■ What is needed ■
Rename every "paragraph" in the records below to "text-block" and leave everything else unchanged.

■ Input for this task ■
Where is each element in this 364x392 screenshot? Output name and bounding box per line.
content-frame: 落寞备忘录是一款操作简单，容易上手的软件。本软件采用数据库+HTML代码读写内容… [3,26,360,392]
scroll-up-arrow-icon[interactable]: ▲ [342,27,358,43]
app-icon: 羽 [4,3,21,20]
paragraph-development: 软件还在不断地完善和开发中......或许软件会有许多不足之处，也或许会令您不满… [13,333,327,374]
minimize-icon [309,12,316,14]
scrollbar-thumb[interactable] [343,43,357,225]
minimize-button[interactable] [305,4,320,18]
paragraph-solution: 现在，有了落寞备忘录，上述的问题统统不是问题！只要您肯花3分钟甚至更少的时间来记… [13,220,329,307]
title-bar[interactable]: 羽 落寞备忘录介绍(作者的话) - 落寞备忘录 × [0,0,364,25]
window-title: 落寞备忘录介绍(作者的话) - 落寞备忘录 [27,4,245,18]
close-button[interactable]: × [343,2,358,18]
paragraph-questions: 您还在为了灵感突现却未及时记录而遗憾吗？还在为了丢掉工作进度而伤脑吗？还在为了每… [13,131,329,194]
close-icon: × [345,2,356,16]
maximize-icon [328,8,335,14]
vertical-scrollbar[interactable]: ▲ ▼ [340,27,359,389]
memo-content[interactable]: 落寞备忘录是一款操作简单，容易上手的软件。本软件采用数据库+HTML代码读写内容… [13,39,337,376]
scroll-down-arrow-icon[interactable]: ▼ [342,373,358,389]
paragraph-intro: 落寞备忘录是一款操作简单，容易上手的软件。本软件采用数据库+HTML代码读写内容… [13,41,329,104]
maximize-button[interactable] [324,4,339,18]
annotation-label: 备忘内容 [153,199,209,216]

■ Reply ■
Where is each element in this 364x392 screenshot? Output name and bounding box per line.
content-frame: 落寞备忘录是一款操作简单，容易上手的软件。本软件采用数据库+HTML代码读写内容… [3,26,360,392]
scroll-up-arrow-icon[interactable]: ▲ [342,27,358,43]
app-icon: 羽 [4,3,21,20]
text-block-development: 软件还在不断地完善和开发中......或许软件会有许多不足之处，也或许会令您不满… [13,333,327,374]
minimize-icon [309,12,316,14]
scrollbar-thumb[interactable] [343,43,357,225]
minimize-button[interactable] [305,4,320,18]
text-block-solution: 现在，有了落寞备忘录，上述的问题统统不是问题！只要您肯花3分钟甚至更少的时间来记… [13,220,329,307]
title-bar[interactable]: 羽 落寞备忘录介绍(作者的话) - 落寞备忘录 × [0,0,364,25]
window-title: 落寞备忘录介绍(作者的话) - 落寞备忘录 [27,4,245,18]
close-button[interactable]: × [343,2,358,18]
text-block-questions: 您还在为了灵感突现却未及时记录而遗憾吗？还在为了丢掉工作进度而伤脑吗？还在为了每… [13,131,329,194]
close-icon: × [345,2,356,16]
maximize-icon [328,8,335,14]
vertical-scrollbar[interactable]: ▲ ▼ [340,27,359,389]
memo-content[interactable]: 落寞备忘录是一款操作简单，容易上手的软件。本软件采用数据库+HTML代码读写内容… [13,39,337,376]
scroll-down-arrow-icon[interactable]: ▼ [342,373,358,389]
text-block-intro: 落寞备忘录是一款操作简单，容易上手的软件。本软件采用数据库+HTML代码读写内容… [13,41,329,104]
maximize-button[interactable] [324,4,339,18]
annotation-label: 备忘内容 [153,199,209,216]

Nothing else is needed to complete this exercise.